** begin **
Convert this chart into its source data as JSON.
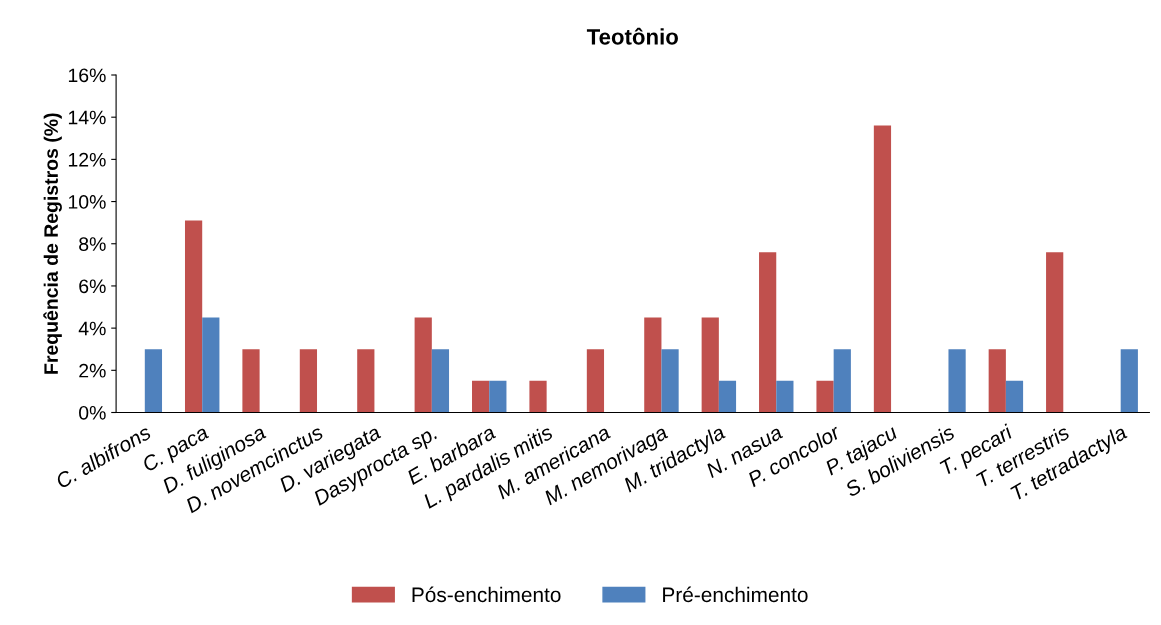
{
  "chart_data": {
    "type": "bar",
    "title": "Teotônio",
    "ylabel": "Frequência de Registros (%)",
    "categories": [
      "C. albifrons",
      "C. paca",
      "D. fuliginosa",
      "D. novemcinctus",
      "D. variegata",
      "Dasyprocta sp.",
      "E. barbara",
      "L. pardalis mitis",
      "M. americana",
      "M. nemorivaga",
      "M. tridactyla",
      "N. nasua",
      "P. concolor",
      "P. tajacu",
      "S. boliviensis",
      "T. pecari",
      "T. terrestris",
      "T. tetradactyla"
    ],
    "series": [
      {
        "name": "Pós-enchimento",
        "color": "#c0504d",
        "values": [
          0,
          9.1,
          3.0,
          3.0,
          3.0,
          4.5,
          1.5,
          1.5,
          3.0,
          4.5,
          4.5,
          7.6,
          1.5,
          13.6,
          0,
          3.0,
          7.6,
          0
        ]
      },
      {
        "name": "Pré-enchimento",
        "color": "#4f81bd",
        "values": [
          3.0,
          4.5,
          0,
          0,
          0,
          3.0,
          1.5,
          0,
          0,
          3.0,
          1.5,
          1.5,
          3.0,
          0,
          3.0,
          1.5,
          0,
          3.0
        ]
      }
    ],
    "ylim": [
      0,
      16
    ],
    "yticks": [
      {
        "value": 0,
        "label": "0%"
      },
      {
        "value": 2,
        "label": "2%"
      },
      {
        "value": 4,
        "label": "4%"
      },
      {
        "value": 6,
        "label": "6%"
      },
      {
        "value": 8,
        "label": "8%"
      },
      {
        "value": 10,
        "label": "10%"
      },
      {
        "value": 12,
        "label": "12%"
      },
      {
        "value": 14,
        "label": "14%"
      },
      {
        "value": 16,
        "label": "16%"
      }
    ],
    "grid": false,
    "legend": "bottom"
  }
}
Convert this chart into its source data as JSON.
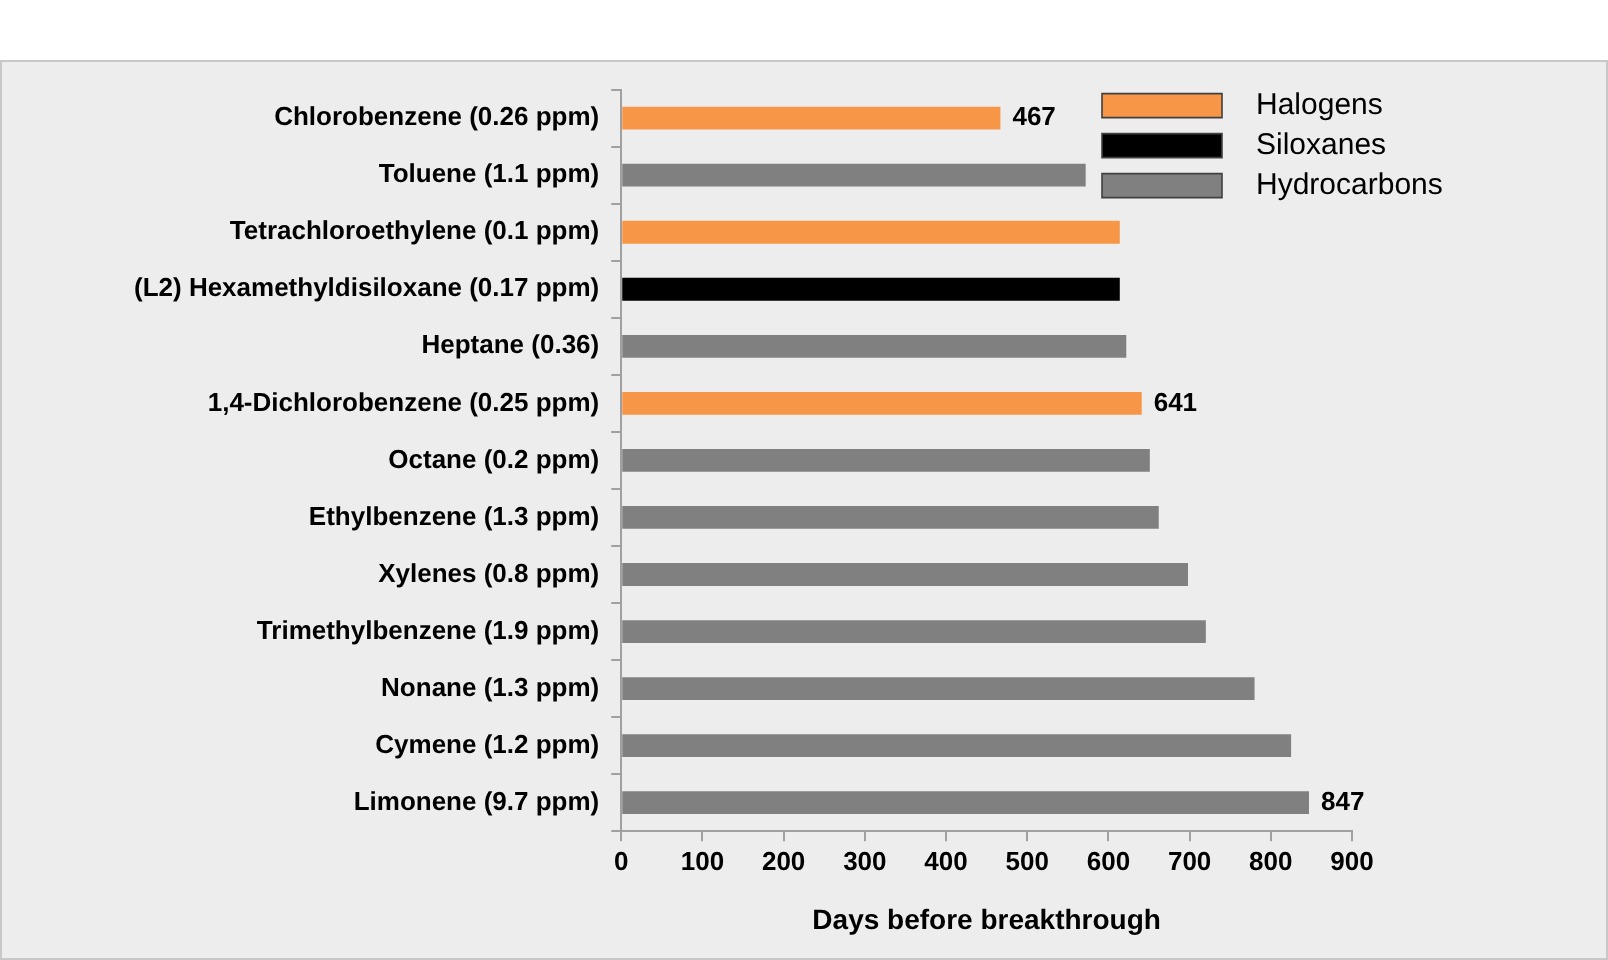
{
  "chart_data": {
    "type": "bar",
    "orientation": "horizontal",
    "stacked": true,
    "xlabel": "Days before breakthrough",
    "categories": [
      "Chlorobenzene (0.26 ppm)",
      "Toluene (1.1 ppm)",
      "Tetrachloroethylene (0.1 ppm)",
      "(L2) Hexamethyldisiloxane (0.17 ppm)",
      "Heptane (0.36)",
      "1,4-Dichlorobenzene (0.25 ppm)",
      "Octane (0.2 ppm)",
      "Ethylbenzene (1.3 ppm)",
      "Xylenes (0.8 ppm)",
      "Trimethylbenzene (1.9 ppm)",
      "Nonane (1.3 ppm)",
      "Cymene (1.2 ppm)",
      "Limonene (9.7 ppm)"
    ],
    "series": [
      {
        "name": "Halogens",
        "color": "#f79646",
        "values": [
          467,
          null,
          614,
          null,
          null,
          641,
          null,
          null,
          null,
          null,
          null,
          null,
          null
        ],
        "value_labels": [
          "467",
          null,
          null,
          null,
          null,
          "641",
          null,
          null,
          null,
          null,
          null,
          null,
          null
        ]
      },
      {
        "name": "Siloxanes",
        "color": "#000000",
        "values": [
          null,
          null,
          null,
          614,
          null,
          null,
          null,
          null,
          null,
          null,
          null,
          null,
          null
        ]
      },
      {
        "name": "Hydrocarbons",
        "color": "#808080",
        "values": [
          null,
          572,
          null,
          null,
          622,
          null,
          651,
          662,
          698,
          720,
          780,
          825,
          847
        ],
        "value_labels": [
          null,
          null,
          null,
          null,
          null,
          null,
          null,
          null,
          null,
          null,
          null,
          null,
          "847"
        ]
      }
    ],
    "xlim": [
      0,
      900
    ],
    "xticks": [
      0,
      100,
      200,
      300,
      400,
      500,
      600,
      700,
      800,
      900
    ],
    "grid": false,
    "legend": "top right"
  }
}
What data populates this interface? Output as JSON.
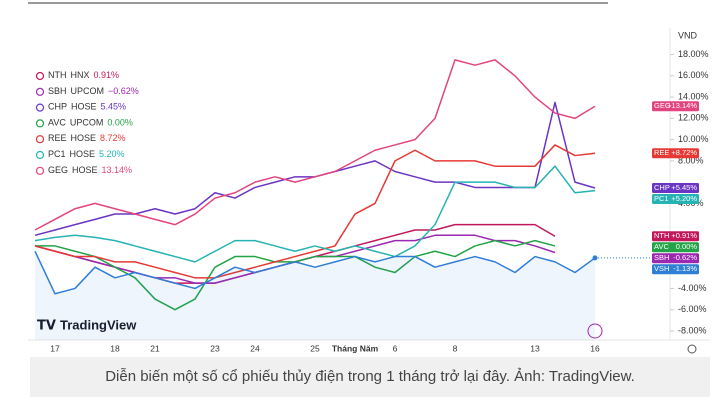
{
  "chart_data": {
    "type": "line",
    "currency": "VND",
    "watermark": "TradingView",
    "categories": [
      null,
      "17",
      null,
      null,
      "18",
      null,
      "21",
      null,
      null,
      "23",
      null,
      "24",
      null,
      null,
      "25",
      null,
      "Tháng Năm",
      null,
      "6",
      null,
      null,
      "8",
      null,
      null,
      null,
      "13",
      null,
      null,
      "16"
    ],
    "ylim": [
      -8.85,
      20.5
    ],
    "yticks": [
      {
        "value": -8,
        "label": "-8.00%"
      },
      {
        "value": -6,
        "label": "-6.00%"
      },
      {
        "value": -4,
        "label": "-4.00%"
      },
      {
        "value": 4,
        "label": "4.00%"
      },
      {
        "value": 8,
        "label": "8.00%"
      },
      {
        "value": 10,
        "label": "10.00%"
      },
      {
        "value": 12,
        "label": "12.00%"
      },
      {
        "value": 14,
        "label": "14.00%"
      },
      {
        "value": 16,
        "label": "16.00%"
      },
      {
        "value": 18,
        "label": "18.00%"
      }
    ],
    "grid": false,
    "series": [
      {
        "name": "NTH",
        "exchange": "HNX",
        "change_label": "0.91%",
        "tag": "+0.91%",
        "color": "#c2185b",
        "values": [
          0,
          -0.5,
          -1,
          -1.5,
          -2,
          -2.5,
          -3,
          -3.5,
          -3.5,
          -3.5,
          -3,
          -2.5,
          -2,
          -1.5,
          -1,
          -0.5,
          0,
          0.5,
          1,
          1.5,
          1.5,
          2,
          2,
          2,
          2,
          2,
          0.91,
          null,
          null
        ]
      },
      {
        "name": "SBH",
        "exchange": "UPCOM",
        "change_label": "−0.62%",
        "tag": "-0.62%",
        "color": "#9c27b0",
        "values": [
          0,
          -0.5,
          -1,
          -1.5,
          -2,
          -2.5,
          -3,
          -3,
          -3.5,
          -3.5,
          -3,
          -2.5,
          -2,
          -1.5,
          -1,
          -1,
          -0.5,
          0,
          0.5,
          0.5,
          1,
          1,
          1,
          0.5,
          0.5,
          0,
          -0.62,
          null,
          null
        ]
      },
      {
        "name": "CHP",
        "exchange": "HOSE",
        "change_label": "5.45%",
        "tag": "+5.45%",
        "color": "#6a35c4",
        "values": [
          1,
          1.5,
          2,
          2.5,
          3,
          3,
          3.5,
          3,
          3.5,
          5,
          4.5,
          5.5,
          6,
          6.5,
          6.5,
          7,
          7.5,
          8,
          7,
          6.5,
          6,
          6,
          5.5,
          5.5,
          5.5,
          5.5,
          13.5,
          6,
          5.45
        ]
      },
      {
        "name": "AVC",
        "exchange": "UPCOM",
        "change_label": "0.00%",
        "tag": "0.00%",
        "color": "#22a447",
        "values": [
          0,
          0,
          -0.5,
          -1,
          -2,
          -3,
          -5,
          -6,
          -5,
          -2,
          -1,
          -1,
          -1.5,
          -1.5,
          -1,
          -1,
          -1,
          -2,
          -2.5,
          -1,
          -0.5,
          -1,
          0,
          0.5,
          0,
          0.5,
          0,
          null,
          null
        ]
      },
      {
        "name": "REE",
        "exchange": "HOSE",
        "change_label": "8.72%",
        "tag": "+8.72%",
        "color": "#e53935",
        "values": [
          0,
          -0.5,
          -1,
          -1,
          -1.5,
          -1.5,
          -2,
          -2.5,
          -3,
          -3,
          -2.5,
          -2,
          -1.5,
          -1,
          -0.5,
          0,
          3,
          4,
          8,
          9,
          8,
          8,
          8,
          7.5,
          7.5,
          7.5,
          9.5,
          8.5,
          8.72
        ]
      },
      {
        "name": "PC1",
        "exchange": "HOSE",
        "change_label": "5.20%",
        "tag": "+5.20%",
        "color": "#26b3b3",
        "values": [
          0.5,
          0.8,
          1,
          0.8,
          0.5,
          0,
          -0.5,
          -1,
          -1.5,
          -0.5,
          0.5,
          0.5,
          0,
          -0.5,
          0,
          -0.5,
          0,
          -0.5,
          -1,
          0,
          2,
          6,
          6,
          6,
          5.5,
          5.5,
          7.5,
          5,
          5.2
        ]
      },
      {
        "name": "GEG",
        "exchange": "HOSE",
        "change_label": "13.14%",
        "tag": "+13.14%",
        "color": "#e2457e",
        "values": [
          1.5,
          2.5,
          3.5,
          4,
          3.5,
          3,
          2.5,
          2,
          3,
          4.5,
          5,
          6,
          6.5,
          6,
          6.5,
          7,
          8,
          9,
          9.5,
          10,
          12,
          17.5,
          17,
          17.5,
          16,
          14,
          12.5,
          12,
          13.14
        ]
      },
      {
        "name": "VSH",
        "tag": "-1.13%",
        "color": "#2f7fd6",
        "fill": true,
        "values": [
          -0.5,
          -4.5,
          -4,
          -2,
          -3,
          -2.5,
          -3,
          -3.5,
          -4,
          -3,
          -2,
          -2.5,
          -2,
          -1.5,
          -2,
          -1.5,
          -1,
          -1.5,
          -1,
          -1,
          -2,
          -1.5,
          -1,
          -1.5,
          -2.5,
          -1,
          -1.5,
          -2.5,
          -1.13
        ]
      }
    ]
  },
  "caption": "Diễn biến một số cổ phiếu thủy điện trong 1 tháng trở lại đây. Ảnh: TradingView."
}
** end **
■ **EXERCISE**: Count every line bearing the word "TradingView"; report the total only.

■ **RESPONSE FOR THIS EXERCISE**: 2